__Given data__:
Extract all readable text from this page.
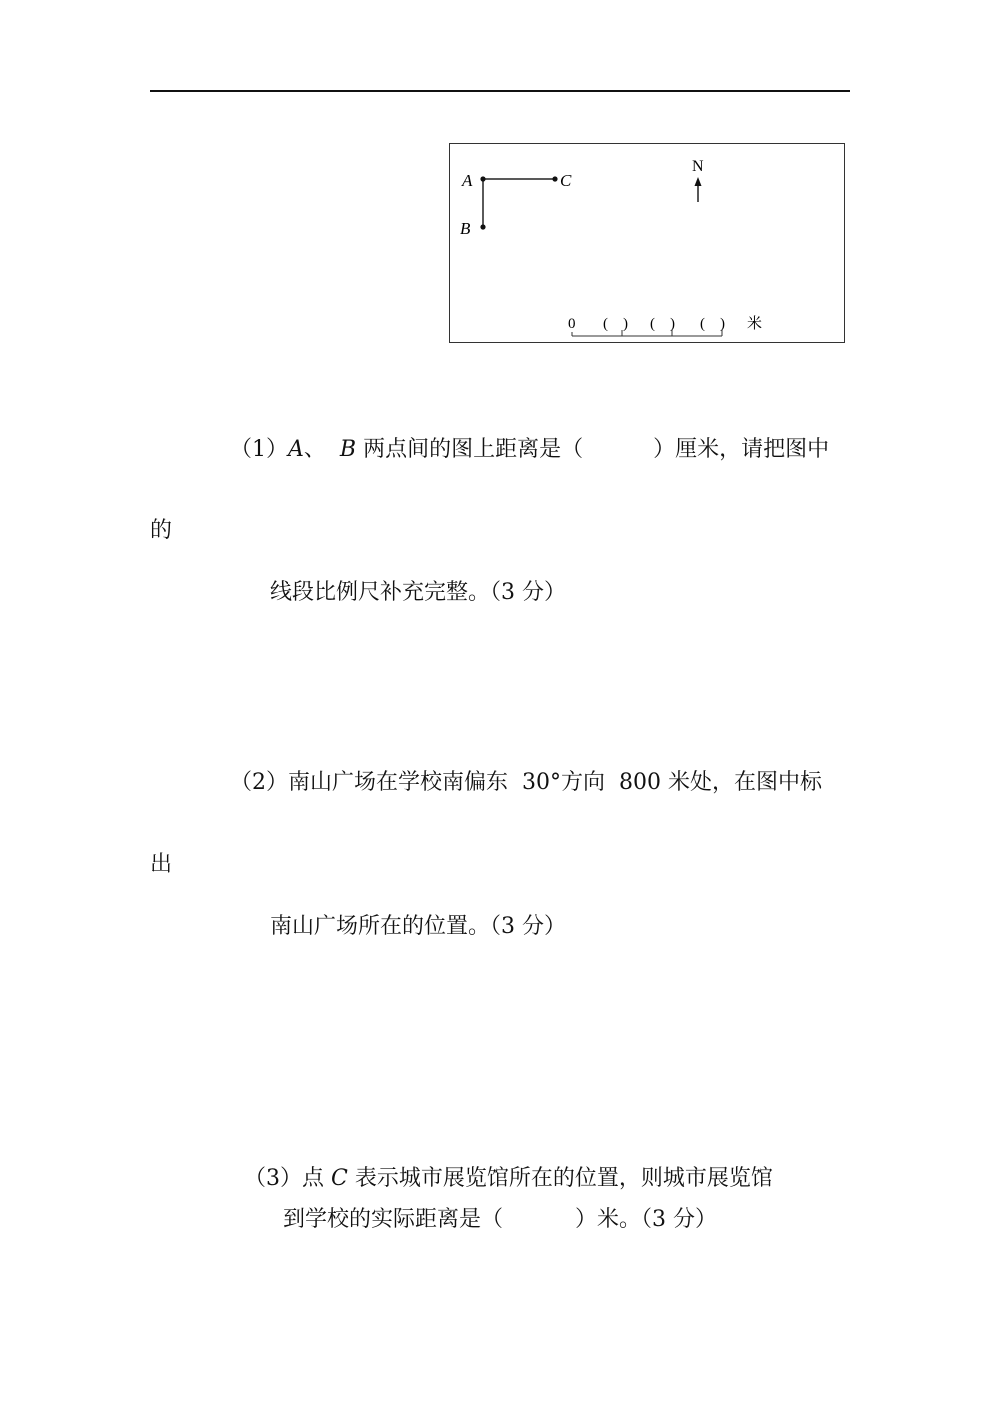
A	C
B
N
0 (    ) (    ) (    ) 米
（1）A、 B 两点间的图上距离是（	）厘米，请把图中
的
线段比例尺补充完整。（3 分）
（2）南山广场在学校南偏东  30°方向  800 米处，在图中标
出
南山广场所在的位置。（3 分）

（3）点 C 表示城市展览馆所在的位置，则城市展览馆

到学校的实际距离是（	）米。（3 分）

__Written exercise__: Write out the entries above verbatim; the pictures do not belong in your copy.

__Final answer__:
Extract all readable text from this page.
A	C
B
N
0 (    ) (    ) (    ) 米
（1）A、 B 两点间的图上距离是（	）厘米，请把图中
的
线段比例尺补充完整。（3 分）
（2）南山广场在学校南偏东  30°方向  800 米处，在图中标
出
南山广场所在的位置。（3 分）

（3）点 C 表示城市展览馆所在的位置，则城市展览馆

到学校的实际距离是（	）米。（3 分）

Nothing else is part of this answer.